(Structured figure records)
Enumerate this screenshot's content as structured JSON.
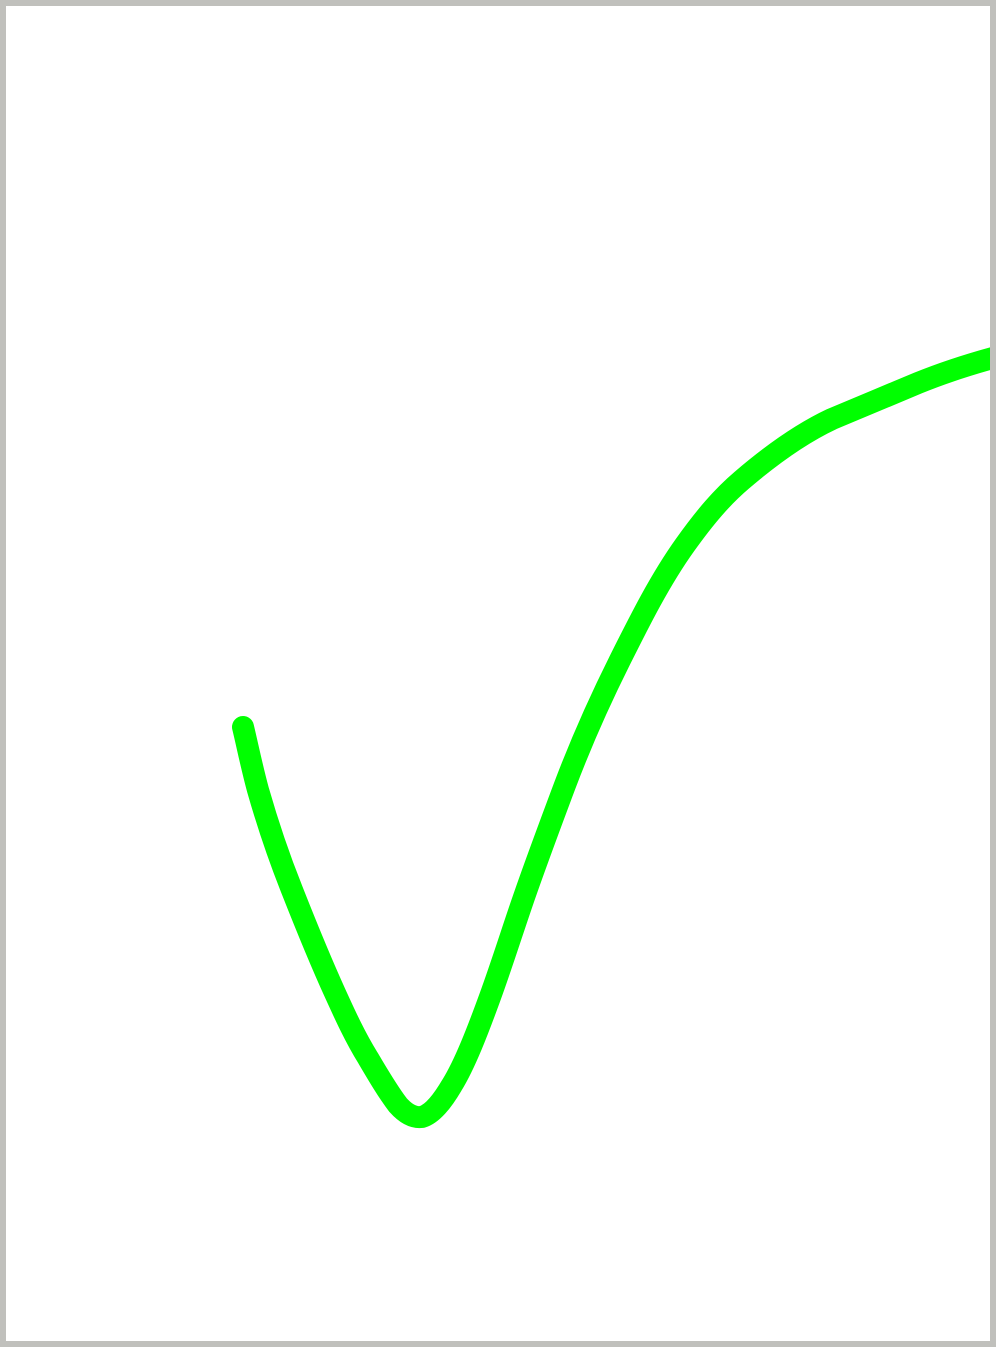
{
  "canvas": {
    "background_color": "#ffffff",
    "border_color": "#c0c0bc",
    "stroke_color": "#00ff00",
    "stroke_shape": "checkmark"
  }
}
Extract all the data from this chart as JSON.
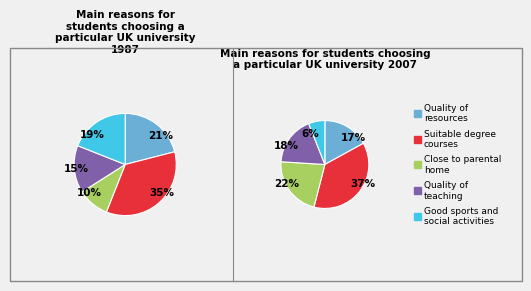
{
  "chart1": {
    "title": "Main reasons for\nstudents choosing a\nparticular UK university\n1987",
    "values": [
      21,
      35,
      10,
      15,
      19
    ],
    "labels": [
      "21%",
      "35%",
      "10%",
      "15%",
      "19%"
    ],
    "colors": [
      "#6BAED6",
      "#E8303A",
      "#A8D060",
      "#8060A8",
      "#40C8E8"
    ],
    "startangle": 90
  },
  "chart2": {
    "title": "Main reasons for students choosing\na particular UK university 2007",
    "values": [
      17,
      37,
      22,
      18,
      6
    ],
    "labels": [
      "17%",
      "37%",
      "22%",
      "18%",
      "6%"
    ],
    "colors": [
      "#6BAED6",
      "#E8303A",
      "#A8D060",
      "#8060A8",
      "#40C8E8"
    ],
    "startangle": 90
  },
  "legend_labels": [
    "Quality of\nresources",
    "Suitable degree\ncourses",
    "Close to parental\nhome",
    "Quality of\nteaching",
    "Good sports and\nsocial activities"
  ],
  "legend_colors": [
    "#6BAED6",
    "#E8303A",
    "#A8D060",
    "#8060A8",
    "#40C8E8"
  ],
  "bg_color": "#F0F0F0",
  "title_fontsize": 7.5,
  "label_fontsize": 7.5,
  "legend_fontsize": 6.5
}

• Task brief
Omit the pictures and give the material again, exactly and in full.

• Reply to the task
Enumerate this screenshot's content as structured JSON.
{
  "canvas": {
    "background_color": "#ffffff",
    "border_color": "#c0c0bc",
    "stroke_color": "#00ff00",
    "stroke_shape": "checkmark"
  }
}
Extract all the data from this chart as JSON.
{
  "chart1": {
    "title": "Main reasons for\nstudents choosing a\nparticular UK university\n1987",
    "values": [
      21,
      35,
      10,
      15,
      19
    ],
    "labels": [
      "21%",
      "35%",
      "10%",
      "15%",
      "19%"
    ],
    "colors": [
      "#6BAED6",
      "#E8303A",
      "#A8D060",
      "#8060A8",
      "#40C8E8"
    ],
    "startangle": 90
  },
  "chart2": {
    "title": "Main reasons for students choosing\na particular UK university 2007",
    "values": [
      17,
      37,
      22,
      18,
      6
    ],
    "labels": [
      "17%",
      "37%",
      "22%",
      "18%",
      "6%"
    ],
    "colors": [
      "#6BAED6",
      "#E8303A",
      "#A8D060",
      "#8060A8",
      "#40C8E8"
    ],
    "startangle": 90
  },
  "legend_labels": [
    "Quality of\nresources",
    "Suitable degree\ncourses",
    "Close to parental\nhome",
    "Quality of\nteaching",
    "Good sports and\nsocial activities"
  ],
  "legend_colors": [
    "#6BAED6",
    "#E8303A",
    "#A8D060",
    "#8060A8",
    "#40C8E8"
  ],
  "bg_color": "#F0F0F0",
  "title_fontsize": 7.5,
  "label_fontsize": 7.5,
  "legend_fontsize": 6.5
}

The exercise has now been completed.